***** DATA TO PROCESS

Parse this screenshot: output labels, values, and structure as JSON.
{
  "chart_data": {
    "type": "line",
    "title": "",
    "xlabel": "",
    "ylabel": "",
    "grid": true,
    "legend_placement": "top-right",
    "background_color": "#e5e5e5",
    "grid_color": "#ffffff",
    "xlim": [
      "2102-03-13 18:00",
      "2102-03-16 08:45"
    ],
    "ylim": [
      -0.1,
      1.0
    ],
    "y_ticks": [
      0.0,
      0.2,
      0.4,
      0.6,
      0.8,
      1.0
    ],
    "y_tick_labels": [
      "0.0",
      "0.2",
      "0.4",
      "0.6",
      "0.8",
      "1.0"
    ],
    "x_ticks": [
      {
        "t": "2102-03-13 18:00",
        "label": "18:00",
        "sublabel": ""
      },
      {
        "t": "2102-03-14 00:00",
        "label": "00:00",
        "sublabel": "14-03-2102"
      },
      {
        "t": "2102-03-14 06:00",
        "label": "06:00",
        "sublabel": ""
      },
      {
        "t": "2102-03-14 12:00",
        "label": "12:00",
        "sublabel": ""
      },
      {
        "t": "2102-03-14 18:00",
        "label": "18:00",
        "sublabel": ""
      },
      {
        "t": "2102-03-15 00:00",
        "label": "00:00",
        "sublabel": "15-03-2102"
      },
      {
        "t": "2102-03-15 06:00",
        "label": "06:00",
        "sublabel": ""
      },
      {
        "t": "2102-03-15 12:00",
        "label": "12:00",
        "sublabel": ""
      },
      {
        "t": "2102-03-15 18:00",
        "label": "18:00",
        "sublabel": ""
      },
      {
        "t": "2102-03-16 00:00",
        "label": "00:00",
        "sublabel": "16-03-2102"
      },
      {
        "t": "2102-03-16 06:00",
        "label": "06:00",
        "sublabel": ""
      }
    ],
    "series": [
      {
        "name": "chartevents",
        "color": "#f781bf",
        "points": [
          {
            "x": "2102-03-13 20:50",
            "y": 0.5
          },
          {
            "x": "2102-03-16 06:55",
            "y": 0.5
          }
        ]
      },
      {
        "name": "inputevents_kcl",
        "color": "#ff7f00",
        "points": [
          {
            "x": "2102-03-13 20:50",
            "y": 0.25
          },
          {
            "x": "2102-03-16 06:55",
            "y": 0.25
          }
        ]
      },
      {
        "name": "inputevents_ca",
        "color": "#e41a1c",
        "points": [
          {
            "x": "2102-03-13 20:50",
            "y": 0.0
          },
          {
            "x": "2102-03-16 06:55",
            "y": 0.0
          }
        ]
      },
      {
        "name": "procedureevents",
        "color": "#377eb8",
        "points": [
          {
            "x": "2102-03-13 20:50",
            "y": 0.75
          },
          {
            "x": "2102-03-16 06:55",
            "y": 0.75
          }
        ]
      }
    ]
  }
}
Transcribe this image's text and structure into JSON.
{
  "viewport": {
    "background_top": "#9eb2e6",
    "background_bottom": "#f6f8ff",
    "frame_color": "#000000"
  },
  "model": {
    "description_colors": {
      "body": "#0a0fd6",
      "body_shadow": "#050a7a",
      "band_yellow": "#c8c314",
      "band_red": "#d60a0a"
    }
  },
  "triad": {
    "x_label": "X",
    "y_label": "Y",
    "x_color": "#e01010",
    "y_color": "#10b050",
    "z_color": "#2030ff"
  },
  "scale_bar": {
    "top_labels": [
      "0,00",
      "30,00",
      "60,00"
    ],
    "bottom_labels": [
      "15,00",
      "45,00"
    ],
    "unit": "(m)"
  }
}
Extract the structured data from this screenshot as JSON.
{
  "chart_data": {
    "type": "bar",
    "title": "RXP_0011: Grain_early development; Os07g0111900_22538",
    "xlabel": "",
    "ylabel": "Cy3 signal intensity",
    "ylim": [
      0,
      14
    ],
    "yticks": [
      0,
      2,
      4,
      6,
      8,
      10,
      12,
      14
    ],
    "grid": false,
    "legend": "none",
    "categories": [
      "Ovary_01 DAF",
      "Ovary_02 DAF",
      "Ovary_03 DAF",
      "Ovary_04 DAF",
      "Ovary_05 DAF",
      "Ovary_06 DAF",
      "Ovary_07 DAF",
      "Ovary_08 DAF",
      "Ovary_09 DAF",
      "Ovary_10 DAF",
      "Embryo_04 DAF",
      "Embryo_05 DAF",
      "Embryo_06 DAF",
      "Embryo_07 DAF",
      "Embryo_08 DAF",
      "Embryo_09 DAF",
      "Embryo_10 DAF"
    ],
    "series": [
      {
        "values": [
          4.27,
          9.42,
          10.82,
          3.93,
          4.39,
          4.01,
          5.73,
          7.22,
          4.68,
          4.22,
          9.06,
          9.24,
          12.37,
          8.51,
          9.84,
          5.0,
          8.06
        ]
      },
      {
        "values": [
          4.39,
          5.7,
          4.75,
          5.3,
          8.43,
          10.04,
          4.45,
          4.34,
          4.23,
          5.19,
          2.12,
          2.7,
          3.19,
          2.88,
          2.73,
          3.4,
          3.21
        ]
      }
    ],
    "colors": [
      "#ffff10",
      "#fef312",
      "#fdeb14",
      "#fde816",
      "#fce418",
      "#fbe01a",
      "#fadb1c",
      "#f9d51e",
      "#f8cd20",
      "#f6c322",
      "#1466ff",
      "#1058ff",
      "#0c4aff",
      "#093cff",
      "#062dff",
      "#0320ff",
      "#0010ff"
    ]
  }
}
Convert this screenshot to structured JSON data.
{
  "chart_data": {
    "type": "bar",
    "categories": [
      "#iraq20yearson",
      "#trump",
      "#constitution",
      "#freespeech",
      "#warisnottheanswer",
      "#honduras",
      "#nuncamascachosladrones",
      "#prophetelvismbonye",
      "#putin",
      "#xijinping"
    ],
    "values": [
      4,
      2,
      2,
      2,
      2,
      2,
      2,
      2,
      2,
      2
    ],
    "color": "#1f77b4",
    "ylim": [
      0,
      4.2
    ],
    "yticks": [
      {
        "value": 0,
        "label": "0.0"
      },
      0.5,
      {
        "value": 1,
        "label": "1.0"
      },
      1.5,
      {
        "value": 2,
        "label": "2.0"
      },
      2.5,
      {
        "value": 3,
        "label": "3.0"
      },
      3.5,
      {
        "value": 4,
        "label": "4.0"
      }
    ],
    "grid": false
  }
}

**********

- GOAL: Gather from the entries above all lines that include the string "JSON".

- FINAL RESULT:
Parse this screenshot: output labels, values, and structure as JSON.
Transcribe this image's text and structure into JSON.
Extract the structured data from this screenshot as JSON.
Convert this screenshot to structured JSON data.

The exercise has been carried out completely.